Волны вероятности в многомерных пространствах? X, помноженное на Y, не то-же самое, что Y, помноженное на X? И, как выяснилось, эти две идеи связаны между собой? К чему же идет мир — квантовый мир? Физики того бурного времени поистине едва успевали перевести дух. Они попали в самый разгар научной революции, которая назревала с самого начала нового столетия. И если мы хотим хоть в какой-то мере испытать то, что испытывали они под ударами ошеломляющих событий, в изобилии обрушившихся на их головы, нам следует прервать досужие рассуждения и решительно двинуться вперед. Как и им, нам предстоит принять на себя новые удары. В 1927 г. по-прежнему воодушевленный смелостью замысла, отличающего эйнштейновскую специальную теорию относительности, Гейзенберг сформулировал далеко идущий принцип, который придал яркую наглядность нетривиальным математическим следствиям квантовой механики.

#### [Письменное задание 1]
В каком году, согласно фрагменту о квантовой механике, Гейзенберг сформулировал далеко идущий принцип?
#### [Письменное задание 2]
Продолжите фрагмент о квантовой механике, начав сразу после его последнего предложения.
Приложенные строки с фрагментом о квантовой механике никак не связаны.

#### [Приложенные строки]
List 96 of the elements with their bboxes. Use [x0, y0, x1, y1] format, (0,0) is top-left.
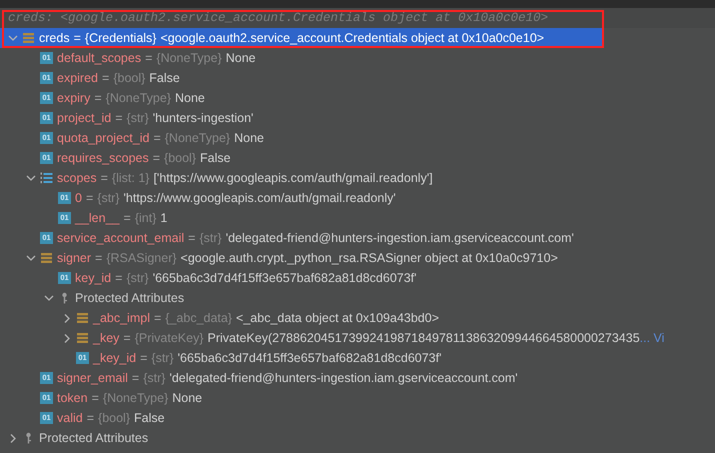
value-text: None	[172, 390, 202, 407]
type-label: {bool}	[98, 410, 130, 427]
value-text: <google.auth.crypt._python_rsa.RSASigner object at 0x10a0c9710>	[180, 250, 558, 267]
variable-name: project_id	[57, 110, 112, 127]
equals-sign: =	[115, 270, 122, 287]
equals-sign: =	[153, 130, 161, 147]
type-label: {_abc_data}	[165, 310, 232, 327]
type-label: {RSASigner}	[106, 250, 177, 267]
type-label: {str}	[199, 230, 222, 247]
type-label: {str}	[126, 110, 149, 127]
type-label: {bool}	[164, 150, 196, 167]
tree-row[interactable]: scopes = {list: 1} ['https://www.googleapis.com/auth/gmail.readonly']	[0, 168, 715, 188]
equals-sign: =	[95, 250, 102, 267]
equals-sign: =	[145, 50, 152, 67]
collapse-chevron-icon[interactable]	[44, 294, 54, 302]
value-text: 1	[160, 210, 168, 227]
equals-sign: =	[86, 190, 94, 207]
type-label: {NoneType}	[156, 50, 222, 67]
list-icon	[40, 172, 53, 184]
equals-sign: =	[154, 310, 162, 327]
type-label: {bool}	[113, 70, 146, 87]
equals-sign: =	[132, 370, 140, 387]
type-label: {NoneType}	[164, 130, 230, 147]
value-text: 'delegated-friend@hunters-ingestion.iam.gserviceaccount.com'	[226, 230, 574, 247]
equals-sign: =	[86, 410, 94, 427]
collapse-chevron-icon[interactable]	[8, 34, 18, 42]
variable-name: __len__	[75, 210, 120, 227]
variable-name: service_account_email	[57, 230, 184, 247]
object-icon	[76, 312, 89, 324]
variable-name: valid	[57, 410, 83, 427]
variable-name: 0	[75, 190, 82, 207]
value-text: None	[226, 50, 256, 67]
value-text: False	[200, 150, 231, 167]
equals-sign: =	[115, 110, 123, 127]
value-text: <google.oauth2.service_account.Credentials object at 0x10a0c0e10>	[160, 30, 544, 47]
variable-name: token	[57, 390, 88, 407]
equals-sign: =	[102, 70, 110, 87]
tree-row[interactable]: _key = {PrivateKey} PrivateKey(27886204517399241987184978113863209944664580000273435... Vi	[0, 328, 715, 348]
variable-name: quota_project_id	[57, 130, 150, 147]
value-text: 'delegated-friend@hunters-ingestion.iam.gserviceaccount.com'	[169, 370, 518, 387]
type-label: {Credentials}	[84, 30, 156, 47]
group-label: Protected Attributes	[39, 430, 148, 447]
expand-chevron-icon[interactable]	[63, 314, 71, 322]
expand-chevron-icon[interactable]	[63, 334, 71, 342]
variable-name: _key	[93, 330, 120, 347]
value-text: None	[234, 130, 264, 147]
value-text: ['https://www.googleapis.com/auth/gmail.readonly']	[153, 170, 433, 187]
object-icon	[40, 252, 53, 264]
type-label: {PrivateKey}	[134, 330, 204, 347]
tree-row[interactable]: Protected Attributes	[0, 288, 715, 308]
value-text: PrivateKey(27886204517399241987184978113863209944664580000273435	[208, 330, 640, 347]
expand-chevron-icon[interactable]	[9, 434, 17, 442]
type-label: {str}	[126, 270, 149, 287]
object-icon	[22, 32, 35, 44]
variable-name: _key_id	[93, 350, 136, 367]
variable-name: expiry	[57, 90, 90, 107]
tree-row[interactable]: signer = {RSASigner} <google.auth.crypt._python_rsa.RSASigner object at 0x10a0c9710>	[0, 248, 715, 268]
type-label: {str}	[151, 350, 174, 367]
object-icon	[76, 332, 89, 344]
type-label: {str}	[97, 190, 120, 207]
value-text: False	[149, 70, 180, 87]
value-text: 'hunters-ingestion'	[152, 110, 254, 127]
equals-sign: =	[100, 170, 108, 187]
equals-sign: =	[74, 30, 81, 47]
equals-sign: =	[92, 390, 99, 407]
equals-sign: =	[123, 330, 131, 347]
variable-name: expired	[57, 70, 98, 87]
variable-name: signer_email	[57, 370, 128, 387]
type-label: {int}	[134, 210, 156, 227]
collapse-chevron-icon[interactable]	[26, 174, 36, 182]
variable-name: key_id	[75, 270, 112, 287]
variable-name: signer	[57, 250, 92, 267]
variable-name: default_scopes	[57, 50, 142, 67]
value-text: <_abc_data object at 0x109a43bd0>	[236, 310, 440, 327]
value-text: '665ba6c3d7d4f15ff3e657baf682a81d8cd6073f'	[152, 270, 417, 287]
value-text: '665ba6c3d7d4f15ff3e657baf682a81d8cd6073f'	[178, 350, 442, 367]
variable-name: requires_scopes	[57, 150, 149, 167]
variable-name: scopes	[57, 170, 97, 187]
type-label: {str}	[143, 370, 166, 387]
value-text: False	[134, 410, 165, 427]
tree-row[interactable]: _abc_impl = {_abc_data} <_abc_data object at 0x109a43bd0>	[0, 308, 715, 328]
collapse-chevron-icon[interactable]	[26, 254, 36, 262]
group-label: Protected Attributes	[75, 290, 184, 307]
variable-name: _abc_impl	[93, 310, 150, 327]
type-label: {NoneType}	[102, 390, 168, 407]
variable-name: creds	[39, 30, 70, 47]
value-text: 'https://www.googleapis.com/auth/gmail.readonly'	[124, 190, 396, 207]
type-label: {list: 1}	[112, 170, 150, 187]
equals-sign: =	[94, 90, 102, 107]
equals-sign: =	[140, 350, 148, 367]
value-text: None	[175, 90, 205, 107]
equals-sign: =	[152, 150, 160, 167]
type-label: {NoneType}	[106, 90, 171, 107]
equals-sign: =	[124, 210, 131, 227]
equals-sign: =	[188, 230, 196, 247]
tree-row[interactable]: Protected Attributes	[0, 428, 715, 448]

#### [Итоговый ответ 1]
В 1927 году.

#### [Итоговый ответ 2]
Чтобы мы могли в темноте увидеть черную кошку, на нее должен упасть луч света. Иными словами, мы должны «бомбардировать» ее квантами света. Значит, фотоны будут, сталкиваясь с кошкой, наносить ей удары. Если рассматривать тела привычных нам по повседневной жизни размеров, то этими ударами, вообще говоря, можно вполне пренебречь. Однако в микроскопическом царстве атома все обстоит далеко не так. Возьмем, к примеру, электрон. Увидеть его невозможно, настолько ничтожно мала его величина. Проведем, однако, мысленный опыт: чтобы осуществить четкое наблюдение электрона, нужен свет, и поток фотонов обрушится на электрон, образно говоря, как град пуль, обильно поражающих наш объект наблюдения. Гейзенберг пришел к выводу, что из-за обусловленных наблюдениями столкновений на квантовом уровне мы не можем в одно и то же время точно знать, где находится частица и как она движется. Чем точнее мы будем измерять ее координаты, тем менее точно сможем измерить ее импульс, и наоборот. Таков — в весьма общих чертах — принцип неопределенности Гейзенберга. Возможно, он не кажется таким уж радикальным. Однако не будем торопиться и посмотрим, что из него следует.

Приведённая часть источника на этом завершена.